## DATA IN THIS EXERCISE
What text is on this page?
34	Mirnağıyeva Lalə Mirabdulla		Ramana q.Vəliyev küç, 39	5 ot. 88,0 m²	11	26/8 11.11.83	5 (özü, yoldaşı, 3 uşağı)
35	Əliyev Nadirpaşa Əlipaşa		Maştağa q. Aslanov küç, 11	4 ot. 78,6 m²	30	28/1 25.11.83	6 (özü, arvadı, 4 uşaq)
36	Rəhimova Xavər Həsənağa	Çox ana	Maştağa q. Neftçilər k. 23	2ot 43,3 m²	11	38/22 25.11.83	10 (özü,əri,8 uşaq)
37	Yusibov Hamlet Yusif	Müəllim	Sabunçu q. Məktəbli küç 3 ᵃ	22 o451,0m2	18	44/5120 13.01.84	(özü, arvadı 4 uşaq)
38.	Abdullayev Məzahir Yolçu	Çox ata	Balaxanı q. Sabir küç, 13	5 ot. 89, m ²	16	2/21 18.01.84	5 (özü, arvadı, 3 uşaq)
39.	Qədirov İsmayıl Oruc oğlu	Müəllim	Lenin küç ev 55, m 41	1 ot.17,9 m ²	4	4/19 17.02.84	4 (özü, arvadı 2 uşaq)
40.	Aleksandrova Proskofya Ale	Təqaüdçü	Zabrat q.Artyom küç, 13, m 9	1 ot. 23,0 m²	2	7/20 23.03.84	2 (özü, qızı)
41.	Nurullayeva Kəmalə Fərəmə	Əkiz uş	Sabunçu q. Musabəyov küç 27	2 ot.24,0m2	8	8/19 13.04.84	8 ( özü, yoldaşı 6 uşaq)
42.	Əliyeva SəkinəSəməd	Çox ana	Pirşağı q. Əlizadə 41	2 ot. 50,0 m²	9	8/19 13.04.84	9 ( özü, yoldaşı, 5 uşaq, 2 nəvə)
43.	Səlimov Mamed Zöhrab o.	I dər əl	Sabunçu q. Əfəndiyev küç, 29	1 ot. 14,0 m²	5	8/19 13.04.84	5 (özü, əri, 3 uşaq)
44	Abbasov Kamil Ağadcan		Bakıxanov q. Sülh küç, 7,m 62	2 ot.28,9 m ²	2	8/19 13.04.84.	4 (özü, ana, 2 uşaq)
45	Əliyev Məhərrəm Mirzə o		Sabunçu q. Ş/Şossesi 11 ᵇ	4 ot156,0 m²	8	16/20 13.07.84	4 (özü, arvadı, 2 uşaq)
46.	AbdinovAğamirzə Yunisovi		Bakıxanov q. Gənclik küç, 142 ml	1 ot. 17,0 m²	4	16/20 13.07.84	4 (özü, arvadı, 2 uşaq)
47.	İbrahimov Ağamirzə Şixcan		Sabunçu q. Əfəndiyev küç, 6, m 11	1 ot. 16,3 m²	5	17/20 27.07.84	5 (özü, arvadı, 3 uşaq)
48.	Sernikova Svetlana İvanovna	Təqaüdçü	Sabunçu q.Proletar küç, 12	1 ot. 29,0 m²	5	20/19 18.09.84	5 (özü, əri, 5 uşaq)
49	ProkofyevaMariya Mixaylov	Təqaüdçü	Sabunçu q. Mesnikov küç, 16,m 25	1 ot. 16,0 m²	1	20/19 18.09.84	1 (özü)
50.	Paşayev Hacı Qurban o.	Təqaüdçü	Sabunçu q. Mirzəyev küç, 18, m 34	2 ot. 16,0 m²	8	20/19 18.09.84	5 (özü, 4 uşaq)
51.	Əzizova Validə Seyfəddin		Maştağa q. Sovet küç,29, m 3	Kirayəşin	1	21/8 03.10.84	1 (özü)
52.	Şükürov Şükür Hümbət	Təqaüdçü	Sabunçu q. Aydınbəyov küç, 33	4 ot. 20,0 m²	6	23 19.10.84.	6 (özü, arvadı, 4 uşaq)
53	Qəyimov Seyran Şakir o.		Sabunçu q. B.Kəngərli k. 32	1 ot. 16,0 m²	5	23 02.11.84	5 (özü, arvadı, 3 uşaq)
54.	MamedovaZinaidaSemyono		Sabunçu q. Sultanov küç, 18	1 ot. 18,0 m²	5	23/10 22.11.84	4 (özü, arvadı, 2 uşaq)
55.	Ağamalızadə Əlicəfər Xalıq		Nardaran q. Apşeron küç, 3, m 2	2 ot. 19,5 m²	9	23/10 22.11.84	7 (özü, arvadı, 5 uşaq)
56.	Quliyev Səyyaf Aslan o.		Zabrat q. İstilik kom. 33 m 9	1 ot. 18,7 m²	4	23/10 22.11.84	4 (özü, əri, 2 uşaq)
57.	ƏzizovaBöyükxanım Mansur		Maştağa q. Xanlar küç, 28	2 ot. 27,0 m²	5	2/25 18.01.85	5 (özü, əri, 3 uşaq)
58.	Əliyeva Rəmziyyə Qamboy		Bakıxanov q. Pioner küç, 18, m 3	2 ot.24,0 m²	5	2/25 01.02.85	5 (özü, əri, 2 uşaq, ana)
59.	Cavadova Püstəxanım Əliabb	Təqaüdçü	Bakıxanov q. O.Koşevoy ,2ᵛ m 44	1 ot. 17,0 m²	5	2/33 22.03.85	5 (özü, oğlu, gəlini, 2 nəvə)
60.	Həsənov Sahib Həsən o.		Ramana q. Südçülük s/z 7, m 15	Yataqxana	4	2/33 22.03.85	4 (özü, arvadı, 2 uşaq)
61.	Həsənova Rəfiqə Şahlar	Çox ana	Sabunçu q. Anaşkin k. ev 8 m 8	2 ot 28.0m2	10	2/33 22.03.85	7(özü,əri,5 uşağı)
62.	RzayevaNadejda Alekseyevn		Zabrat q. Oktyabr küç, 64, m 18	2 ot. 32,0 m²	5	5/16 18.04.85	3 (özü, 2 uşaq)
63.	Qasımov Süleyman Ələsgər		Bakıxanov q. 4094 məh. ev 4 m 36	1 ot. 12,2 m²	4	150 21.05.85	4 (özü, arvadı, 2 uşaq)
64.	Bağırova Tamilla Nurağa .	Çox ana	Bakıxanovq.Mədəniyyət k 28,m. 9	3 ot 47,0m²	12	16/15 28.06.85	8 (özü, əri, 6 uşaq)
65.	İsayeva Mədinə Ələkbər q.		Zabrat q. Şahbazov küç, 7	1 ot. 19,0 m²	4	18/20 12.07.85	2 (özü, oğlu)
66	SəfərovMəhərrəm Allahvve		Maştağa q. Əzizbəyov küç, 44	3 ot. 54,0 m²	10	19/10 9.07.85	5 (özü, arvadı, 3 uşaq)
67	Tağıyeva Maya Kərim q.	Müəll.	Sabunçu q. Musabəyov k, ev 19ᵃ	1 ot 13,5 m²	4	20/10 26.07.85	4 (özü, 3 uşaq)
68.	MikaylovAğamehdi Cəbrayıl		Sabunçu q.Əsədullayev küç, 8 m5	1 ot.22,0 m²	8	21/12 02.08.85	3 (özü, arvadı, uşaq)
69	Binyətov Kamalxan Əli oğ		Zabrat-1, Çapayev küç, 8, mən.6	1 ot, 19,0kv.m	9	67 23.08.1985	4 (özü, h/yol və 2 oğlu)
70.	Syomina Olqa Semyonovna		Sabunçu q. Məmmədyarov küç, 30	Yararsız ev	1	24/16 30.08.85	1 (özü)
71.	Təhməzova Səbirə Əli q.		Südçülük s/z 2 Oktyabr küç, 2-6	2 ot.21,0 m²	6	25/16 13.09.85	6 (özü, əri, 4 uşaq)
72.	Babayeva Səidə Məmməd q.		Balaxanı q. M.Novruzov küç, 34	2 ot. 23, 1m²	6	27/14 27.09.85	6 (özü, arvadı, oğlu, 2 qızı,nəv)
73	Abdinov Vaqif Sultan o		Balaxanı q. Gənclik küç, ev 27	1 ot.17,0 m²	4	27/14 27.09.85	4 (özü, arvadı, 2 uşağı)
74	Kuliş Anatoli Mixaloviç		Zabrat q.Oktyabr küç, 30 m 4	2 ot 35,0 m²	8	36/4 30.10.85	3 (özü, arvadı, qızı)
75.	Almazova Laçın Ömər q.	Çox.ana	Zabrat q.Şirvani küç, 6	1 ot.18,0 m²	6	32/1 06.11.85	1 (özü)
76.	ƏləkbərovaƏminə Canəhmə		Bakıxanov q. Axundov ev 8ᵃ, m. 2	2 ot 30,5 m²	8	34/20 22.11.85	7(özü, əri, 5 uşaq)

## AIM
Scan the records for the string "Zabrat". Copy each line in which it appears.

## SOLUTION TO THE PROBLEM
40.	Aleksandrova Proskofya Ale	Təqaüdçü	Zabrat q.Artyom küç, 13, m 9	1 ot. 23,0 m²	2	7/20 23.03.84	2 (özü, qızı)
56.	Quliyev Səyyaf Aslan o.		Zabrat q. İstilik kom. 33 m 9	1 ot. 18,7 m²	4	23/10 22.11.84	4 (özü, əri, 2 uşaq)
62.	RzayevaNadejda Alekseyevn		Zabrat q. Oktyabr küç, 64, m 18	2 ot. 32,0 m²	5	5/16 18.04.85	3 (özü, 2 uşaq)
65.	İsayeva Mədinə Ələkbər q.		Zabrat q. Şahbazov küç, 7	1 ot. 19,0 m²	4	18/20 12.07.85	2 (özü, oğlu)
69	Binyətov Kamalxan Əli oğ		Zabrat-1, Çapayev küç, 8, mən.6	1 ot, 19,0kv.m	9	67 23.08.1985	4 (özü, h/yol və 2 oğlu)
74	Kuliş Anatoli Mixaloviç		Zabrat q.Oktyabr küç, 30 m 4	2 ot 35,0 m²	8	36/4 30.10.85	3 (özü, arvadı, qızı)
75.	Almazova Laçın Ömər q.	Çox.ana	Zabrat q.Şirvani küç, 6	1 ot.18,0 m²	6	32/1 06.11.85	1 (özü)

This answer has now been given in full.